▶ À faire
1. D'après le commentaire sur le tableau, combien de personnages semblent s'intéresser vraiment au spectacle de l'opération ?
2. Dans le commentaire sur le tableau, relevez tous les endroits où, selon l'auteur, il n'y a pas de sang.
3. Traduisez en anglais cette phrase du commentaire sur le tableau : « On imagine ce que les peintres espagnols auraient fait d'une telle scène, et comment ils auraient transformé cette noble scène en répugnance... »

▶ Texte
##########
Seuls trois semblent s'intéresser vraiment au spectacle de " l'opération " (les 4è, 8è et 10ème sur la rangée du haut, en partant de la gauche).
Le détachement de ces gens est sans doute une idée de génie de David pour traiter un sujet, qui faut le dire est quand même cruel, macabre, une scène de torture et qui se terminera par une boucherie.
(revenez deux heures plus tard, quand le juge sera complètement "dépiauté"...) . Non, pas de sang, ni sur la table, ni sur les mains, ni dans les plaies. Le minimum de crédibilité est donné juste par un petit filet au point d'incision de la cuisse gauche, et deux petits filets discrets au point d'incision de la poitrine.
On imagine ce que les peintres espagnols auraient fait d'une telle scène, et comment ils auraient transformé cette noble scène en répugnance...
On pourrait se poser des dizaines de questions sur ce tableau, et il contient de nombreuses scènes annexes très intéressantes :
- Que se passe t-il (ou se trame -t-il) en arrière au fond et à droite des tréteaux où on s'occupe du juge ?,
- Est-ce vrai que sur le panneau de gauche, la fille qui est sur le perron au fond est la promise au juge et qu'elle est en train d'en apprendre l'arrestation ?...
##########
▶ Matériel
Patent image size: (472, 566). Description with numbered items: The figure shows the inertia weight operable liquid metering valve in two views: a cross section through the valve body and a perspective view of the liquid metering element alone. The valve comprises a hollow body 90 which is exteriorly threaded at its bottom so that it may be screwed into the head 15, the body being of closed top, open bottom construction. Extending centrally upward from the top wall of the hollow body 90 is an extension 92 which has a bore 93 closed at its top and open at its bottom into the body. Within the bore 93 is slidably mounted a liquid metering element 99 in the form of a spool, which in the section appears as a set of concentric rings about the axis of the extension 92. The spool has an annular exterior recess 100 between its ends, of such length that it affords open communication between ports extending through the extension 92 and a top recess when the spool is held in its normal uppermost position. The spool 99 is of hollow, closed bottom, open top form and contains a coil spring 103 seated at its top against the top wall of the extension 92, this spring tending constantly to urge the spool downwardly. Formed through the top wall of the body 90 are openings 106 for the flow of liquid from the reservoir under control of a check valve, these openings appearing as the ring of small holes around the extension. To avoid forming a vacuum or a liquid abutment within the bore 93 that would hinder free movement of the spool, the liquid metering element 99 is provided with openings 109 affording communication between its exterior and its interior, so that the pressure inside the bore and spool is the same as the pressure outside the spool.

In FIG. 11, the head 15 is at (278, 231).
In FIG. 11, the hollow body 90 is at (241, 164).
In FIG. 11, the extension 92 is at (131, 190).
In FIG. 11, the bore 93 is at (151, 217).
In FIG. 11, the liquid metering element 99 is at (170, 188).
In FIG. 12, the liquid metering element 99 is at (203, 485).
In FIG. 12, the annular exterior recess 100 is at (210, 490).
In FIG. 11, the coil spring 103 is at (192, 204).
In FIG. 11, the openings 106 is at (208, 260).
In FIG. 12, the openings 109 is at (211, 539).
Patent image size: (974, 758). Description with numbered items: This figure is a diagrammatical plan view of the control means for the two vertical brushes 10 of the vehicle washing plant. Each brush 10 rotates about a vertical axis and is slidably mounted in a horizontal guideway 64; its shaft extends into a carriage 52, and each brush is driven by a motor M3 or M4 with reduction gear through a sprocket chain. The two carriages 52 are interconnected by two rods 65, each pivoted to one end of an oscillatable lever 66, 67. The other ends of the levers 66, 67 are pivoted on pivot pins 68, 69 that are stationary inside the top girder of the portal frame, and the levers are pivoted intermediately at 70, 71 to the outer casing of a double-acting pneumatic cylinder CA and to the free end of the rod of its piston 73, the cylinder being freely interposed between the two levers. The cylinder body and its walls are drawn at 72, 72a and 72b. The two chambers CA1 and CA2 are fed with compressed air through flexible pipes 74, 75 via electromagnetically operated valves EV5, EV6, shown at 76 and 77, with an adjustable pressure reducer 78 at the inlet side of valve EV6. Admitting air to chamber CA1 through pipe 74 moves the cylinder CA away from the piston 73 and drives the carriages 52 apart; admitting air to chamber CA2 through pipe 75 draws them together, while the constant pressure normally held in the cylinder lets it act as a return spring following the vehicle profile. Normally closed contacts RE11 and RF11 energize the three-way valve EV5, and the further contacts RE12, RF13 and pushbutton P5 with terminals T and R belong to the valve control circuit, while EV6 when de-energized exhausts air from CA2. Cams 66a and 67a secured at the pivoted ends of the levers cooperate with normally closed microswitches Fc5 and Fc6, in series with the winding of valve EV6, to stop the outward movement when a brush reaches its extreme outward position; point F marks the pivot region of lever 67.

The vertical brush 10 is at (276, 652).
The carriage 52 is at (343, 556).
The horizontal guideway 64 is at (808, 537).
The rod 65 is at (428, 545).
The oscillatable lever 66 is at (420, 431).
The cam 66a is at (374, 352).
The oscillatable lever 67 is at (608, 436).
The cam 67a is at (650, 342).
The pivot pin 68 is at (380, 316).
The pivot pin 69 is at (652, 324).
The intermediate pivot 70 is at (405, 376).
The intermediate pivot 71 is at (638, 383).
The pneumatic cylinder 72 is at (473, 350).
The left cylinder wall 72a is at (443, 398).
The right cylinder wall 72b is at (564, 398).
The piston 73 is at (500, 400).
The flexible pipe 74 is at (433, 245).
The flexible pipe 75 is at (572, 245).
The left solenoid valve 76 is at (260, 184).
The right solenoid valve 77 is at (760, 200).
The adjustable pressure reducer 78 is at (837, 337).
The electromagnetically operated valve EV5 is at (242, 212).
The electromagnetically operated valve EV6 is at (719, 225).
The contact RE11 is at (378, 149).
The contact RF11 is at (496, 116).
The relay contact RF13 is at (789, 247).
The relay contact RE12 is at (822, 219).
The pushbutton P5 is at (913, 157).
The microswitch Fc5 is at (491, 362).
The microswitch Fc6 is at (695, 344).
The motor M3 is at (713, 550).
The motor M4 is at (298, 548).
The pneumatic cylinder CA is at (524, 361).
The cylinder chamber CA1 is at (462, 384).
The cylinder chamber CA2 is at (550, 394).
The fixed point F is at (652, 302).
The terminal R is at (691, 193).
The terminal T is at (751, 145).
##########
▶ Résultats de l'exercice
1. Trois : les 4e, 8e et 10e sur la rangée du haut, en partant de la gauche.

2. Sur la table, sur les mains, dans les plaies.

3. One can imagine what the Spanish painters would have made of such a scene, and how they would have turned this noble scene into repugnance...